Output the lines that follow exactly as they are.

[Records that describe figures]
—————
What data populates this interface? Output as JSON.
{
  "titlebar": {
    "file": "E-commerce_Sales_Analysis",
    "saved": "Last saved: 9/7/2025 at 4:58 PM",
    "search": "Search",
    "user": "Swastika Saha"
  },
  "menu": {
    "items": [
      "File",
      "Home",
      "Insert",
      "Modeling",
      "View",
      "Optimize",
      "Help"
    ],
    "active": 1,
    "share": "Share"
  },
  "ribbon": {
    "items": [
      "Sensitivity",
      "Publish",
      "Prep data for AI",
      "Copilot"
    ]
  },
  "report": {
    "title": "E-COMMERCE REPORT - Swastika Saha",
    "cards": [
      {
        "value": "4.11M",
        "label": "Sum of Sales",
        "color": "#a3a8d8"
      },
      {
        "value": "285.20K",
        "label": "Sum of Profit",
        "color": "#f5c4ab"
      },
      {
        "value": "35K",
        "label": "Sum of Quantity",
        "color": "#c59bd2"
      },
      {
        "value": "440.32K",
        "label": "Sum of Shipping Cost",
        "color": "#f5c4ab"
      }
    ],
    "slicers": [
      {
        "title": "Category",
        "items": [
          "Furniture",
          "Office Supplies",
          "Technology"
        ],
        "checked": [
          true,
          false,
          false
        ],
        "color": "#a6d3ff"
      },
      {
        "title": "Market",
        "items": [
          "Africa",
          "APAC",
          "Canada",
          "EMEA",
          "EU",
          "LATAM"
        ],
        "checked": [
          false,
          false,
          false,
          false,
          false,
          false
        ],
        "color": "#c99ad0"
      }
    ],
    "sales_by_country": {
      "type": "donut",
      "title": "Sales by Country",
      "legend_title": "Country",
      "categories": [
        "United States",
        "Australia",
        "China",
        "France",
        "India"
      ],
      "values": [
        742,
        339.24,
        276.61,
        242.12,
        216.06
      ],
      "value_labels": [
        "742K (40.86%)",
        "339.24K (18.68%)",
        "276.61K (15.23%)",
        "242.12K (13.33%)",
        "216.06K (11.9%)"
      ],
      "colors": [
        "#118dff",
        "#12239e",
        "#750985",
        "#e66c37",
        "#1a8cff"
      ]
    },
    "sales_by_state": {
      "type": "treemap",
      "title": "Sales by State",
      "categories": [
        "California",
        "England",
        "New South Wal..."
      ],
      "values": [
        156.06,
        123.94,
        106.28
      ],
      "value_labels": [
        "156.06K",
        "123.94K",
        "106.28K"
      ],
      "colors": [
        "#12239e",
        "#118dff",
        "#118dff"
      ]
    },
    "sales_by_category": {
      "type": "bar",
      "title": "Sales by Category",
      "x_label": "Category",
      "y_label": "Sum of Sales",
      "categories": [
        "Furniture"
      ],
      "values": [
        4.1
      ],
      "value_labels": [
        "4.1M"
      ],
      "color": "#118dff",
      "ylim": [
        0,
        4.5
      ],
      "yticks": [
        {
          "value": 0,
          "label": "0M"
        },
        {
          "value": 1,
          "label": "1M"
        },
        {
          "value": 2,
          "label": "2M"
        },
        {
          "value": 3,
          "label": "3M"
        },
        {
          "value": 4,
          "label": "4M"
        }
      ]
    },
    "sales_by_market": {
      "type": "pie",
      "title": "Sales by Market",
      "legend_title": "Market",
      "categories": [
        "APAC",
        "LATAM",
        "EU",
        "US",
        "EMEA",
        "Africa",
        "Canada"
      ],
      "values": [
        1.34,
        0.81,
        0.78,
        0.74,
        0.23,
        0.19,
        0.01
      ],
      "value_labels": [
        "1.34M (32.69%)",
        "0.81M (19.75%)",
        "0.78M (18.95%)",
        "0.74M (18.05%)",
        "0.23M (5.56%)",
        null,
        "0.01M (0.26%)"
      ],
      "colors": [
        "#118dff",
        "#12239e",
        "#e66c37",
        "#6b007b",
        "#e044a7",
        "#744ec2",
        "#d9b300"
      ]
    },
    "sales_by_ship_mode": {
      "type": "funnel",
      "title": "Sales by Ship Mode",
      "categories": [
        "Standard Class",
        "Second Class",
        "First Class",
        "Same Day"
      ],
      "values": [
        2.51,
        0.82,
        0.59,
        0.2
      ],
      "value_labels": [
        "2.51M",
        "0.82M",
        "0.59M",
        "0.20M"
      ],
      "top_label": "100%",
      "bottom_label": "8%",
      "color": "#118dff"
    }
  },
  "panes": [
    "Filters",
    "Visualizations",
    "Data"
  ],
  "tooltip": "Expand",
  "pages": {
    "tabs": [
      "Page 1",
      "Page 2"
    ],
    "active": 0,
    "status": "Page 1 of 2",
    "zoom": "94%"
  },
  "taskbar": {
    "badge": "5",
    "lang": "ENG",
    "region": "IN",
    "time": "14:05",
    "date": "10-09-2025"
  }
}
—————
> **Correct answer**
What data populates this interface? Output as JSON.
{
  "titlebar": {
    "file": "E-commerce_Sales_Analysis",
    "saved": "Last saved: 9/7/2025 at 4:58 PM",
    "search": "Search",
    "user": "Swastika Saha"
  },
  "menu": {
    "items": [
      "File",
      "Home",
      "Insert",
      "Modeling",
      "View",
      "Optimize",
      "Help"
    ],
    "active": 1,
    "share": "Share"
  },
  "ribbon": {
    "items": [
      "Sensitivity",
      "Publish",
      "Prep data for AI",
      "Copilot"
    ]
  },
  "report": {
    "title": "E-COMMERCE REPORT - Swastika Saha",
    "cards": [
      {
        "value": "4.11M",
        "label": "Sum of Sales",
        "color": "#a3a8d8"
      },
      {
        "value": "285.20K",
        "label": "Sum of Profit",
        "color": "#f5c4ab"
      },
      {
        "value": "35K",
        "label": "Sum of Quantity",
        "color": "#c59bd2"
      },
      {
        "value": "440.32K",
        "label": "Sum of Shipping Cost",
        "color": "#f5c4ab"
      }
    ],
    "slicers": [
      {
        "title": "Category",
        "items": [
          "Furniture",
          "Office Supplies",
          "Technology"
        ],
        "checked": [
          true,
          false,
          false
        ],
        "color": "#a6d3ff"
      },
      {
        "title": "Market",
        "items": [
          "Africa",
          "APAC",
          "Canada",
          "EMEA",
          "EU",
          "LATAM"
        ],
        "checked": [
          false,
          false,
          false,
          false,
          false,
          false
        ],
        "color": "#c99ad0"
      }
    ],
    "sales_by_country": {
      "type": "donut",
      "title": "Sales by Country",
      "legend_title": "Country",
      "categories": [
        "United States",
        "Australia",
        "China",
        "France",
        "India"
      ],
      "values": [
        742,
        339.24,
        276.61,
        242.12,
        216.06
      ],
      "value_labels": [
        "742K (40.86%)",
        "339.24K (18.68%)",
        "276.61K (15.23%)",
        "242.12K (13.33%)",
        "216.06K (11.9%)"
      ],
      "colors": [
        "#118dff",
        "#12239e",
        "#750985",
        "#e66c37",
        "#1a8cff"
      ]
    },
    "sales_by_state": {
      "type": "treemap",
      "title": "Sales by State",
      "categories": [
        "California",
        "England",
        "New South Wal..."
      ],
      "values": [
        156.06,
        123.94,
        106.28
      ],
      "value_labels": [
        "156.06K",
        "123.94K",
        "106.28K"
      ],
      "colors": [
        "#12239e",
        "#118dff",
        "#118dff"
      ]
    },
    "sales_by_category": {
      "type": "bar",
      "title": "Sales by Category",
      "x_label": "Category",
      "y_label": "Sum of Sales",
      "categories": [
        "Furniture"
      ],
      "values": [
        4.1
      ],
      "value_labels": [
        "4.1M"
      ],
      "color": "#118dff",
      "ylim": [
        0,
        4.5
      ],
      "yticks": [
        {
          "value": 0,
          "label": "0M"
        },
        {
          "value": 1,
          "label": "1M"
        },
        {
          "value": 2,
          "label": "2M"
        },
        {
          "value": 3,
          "label": "3M"
        },
        {
          "value": 4,
          "label": "4M"
        }
      ]
    },
    "sales_by_market": {
      "type": "pie",
      "title": "Sales by Market",
      "legend_title": "Market",
      "categories": [
        "APAC",
        "LATAM",
        "EU",
        "US",
        "EMEA",
        "Africa",
        "Canada"
      ],
      "values": [
        1.34,
        0.81,
        0.78,
        0.74,
        0.23,
        0.19,
        0.01
      ],
      "value_labels": [
        "1.34M (32.69%)",
        "0.81M (19.75%)",
        "0.78M (18.95%)",
        "0.74M (18.05%)",
        "0.23M (5.56%)",
        null,
        "0.01M (0.26%)"
      ],
      "colors": [
        "#118dff",
        "#12239e",
        "#e66c37",
        "#6b007b",
        "#e044a7",
        "#744ec2",
        "#d9b300"
      ]
    },
    "sales_by_ship_mode": {
      "type": "funnel",
      "title": "Sales by Ship Mode",
      "categories": [
        "Standard Class",
        "Second Class",
        "First Class",
        "Same Day"
      ],
      "values": [
        2.51,
        0.82,
        0.59,
        0.2
      ],
      "value_labels": [
        "2.51M",
        "0.82M",
        "0.59M",
        "0.20M"
      ],
      "top_label": "100%",
      "bottom_label": "8%",
      "color": "#118dff"
    }
  },
  "panes": [
    "Filters",
    "Visualizations",
    "Data"
  ],
  "tooltip": "Expand",
  "pages": {
    "tabs": [
      "Page 1",
      "Page 2"
    ],
    "active": 0,
    "status": "Page 1 of 2",
    "zoom": "94%"
  },
  "taskbar": {
    "badge": "5",
    "lang": "ENG",
    "region": "IN",
    "time": "14:05",
    "date": "10-09-2025"
  }
}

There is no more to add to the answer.